### Records for this exercise
■ ■ ■ ■

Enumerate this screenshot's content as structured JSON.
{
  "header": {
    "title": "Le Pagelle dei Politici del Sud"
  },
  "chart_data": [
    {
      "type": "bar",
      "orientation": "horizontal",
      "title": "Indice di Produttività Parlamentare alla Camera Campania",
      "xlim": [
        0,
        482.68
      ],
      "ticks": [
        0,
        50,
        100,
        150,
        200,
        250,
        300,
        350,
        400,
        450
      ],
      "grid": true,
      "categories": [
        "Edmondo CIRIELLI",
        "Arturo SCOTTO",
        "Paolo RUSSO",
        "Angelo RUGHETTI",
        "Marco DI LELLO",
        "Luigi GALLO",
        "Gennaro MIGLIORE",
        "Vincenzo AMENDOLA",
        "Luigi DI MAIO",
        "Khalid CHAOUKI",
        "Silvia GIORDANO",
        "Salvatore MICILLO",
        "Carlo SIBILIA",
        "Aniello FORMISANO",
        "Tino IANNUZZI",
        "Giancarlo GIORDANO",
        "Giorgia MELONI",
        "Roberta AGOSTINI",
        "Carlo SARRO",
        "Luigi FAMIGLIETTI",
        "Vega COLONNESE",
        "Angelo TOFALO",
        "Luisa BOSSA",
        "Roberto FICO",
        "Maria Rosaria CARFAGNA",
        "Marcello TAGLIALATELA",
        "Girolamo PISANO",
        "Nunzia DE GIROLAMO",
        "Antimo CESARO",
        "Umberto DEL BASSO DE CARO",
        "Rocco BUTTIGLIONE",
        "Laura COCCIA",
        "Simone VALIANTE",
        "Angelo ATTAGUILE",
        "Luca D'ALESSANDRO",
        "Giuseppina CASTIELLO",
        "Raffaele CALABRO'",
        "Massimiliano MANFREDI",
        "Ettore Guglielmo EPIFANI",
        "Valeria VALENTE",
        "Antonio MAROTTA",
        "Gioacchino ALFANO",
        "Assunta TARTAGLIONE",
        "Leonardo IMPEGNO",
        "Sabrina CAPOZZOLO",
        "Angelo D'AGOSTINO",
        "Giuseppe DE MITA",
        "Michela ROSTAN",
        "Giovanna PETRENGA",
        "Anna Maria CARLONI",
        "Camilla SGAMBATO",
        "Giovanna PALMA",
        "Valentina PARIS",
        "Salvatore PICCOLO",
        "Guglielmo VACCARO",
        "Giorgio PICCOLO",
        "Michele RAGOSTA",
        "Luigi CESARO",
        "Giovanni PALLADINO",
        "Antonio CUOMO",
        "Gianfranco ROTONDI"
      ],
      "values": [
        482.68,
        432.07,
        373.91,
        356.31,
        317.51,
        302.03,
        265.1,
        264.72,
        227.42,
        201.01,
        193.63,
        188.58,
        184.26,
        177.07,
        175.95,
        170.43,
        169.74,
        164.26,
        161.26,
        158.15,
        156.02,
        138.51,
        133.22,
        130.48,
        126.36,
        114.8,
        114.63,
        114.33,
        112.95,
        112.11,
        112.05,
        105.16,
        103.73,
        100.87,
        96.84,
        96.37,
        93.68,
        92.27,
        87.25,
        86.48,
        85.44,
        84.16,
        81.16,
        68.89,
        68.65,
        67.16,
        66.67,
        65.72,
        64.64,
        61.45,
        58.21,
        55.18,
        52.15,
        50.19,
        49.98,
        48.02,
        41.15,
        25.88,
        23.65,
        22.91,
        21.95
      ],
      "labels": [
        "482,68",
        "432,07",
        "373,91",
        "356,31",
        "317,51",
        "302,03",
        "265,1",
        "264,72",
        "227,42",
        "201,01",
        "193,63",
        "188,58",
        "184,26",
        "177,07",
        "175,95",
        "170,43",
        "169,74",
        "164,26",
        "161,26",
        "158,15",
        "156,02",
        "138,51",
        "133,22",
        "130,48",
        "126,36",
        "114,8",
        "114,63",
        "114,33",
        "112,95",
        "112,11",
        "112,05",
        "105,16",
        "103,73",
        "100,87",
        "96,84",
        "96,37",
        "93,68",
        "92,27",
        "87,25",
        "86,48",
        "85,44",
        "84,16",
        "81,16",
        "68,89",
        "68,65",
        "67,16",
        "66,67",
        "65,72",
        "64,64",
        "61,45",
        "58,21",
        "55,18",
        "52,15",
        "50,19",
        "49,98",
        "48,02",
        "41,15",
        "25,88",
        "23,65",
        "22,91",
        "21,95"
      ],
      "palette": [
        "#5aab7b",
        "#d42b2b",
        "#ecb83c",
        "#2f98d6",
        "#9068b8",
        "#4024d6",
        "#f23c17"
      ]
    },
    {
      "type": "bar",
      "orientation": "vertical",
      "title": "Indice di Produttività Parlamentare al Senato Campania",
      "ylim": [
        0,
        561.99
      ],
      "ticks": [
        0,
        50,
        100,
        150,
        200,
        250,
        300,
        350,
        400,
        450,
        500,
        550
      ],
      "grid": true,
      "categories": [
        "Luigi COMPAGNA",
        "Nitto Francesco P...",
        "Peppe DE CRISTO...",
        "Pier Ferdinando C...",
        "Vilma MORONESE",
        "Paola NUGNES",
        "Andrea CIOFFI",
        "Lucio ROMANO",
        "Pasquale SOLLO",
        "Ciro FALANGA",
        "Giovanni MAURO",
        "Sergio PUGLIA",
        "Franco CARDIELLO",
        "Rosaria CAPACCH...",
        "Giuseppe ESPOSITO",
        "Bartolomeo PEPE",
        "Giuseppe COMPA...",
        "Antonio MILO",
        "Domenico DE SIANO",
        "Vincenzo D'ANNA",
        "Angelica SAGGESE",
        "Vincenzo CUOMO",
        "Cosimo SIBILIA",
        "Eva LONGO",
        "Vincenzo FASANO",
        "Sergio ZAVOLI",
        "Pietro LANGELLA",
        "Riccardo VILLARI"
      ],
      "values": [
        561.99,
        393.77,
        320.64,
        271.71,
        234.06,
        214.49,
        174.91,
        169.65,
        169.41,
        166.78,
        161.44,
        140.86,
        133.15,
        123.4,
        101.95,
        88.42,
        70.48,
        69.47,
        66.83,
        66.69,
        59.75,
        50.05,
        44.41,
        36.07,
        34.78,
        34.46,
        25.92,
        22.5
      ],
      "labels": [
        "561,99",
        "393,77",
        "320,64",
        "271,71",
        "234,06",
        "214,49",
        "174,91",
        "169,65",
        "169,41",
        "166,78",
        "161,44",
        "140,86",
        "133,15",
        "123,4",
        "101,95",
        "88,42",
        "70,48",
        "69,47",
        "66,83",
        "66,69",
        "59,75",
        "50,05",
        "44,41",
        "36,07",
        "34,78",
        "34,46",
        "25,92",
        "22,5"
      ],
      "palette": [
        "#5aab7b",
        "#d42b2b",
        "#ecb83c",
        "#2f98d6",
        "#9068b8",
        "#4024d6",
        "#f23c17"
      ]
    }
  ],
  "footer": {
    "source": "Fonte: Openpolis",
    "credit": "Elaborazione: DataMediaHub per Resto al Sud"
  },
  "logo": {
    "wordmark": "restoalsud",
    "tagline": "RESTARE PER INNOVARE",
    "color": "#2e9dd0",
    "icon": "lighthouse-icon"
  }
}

■ ■ ■ ■

### Task details
Every line of the records that includes the word "Rosaria" should be gathered.

### Final result
        "Maria Rosaria CARFAGNA",
        "Rosaria CAPACCH...",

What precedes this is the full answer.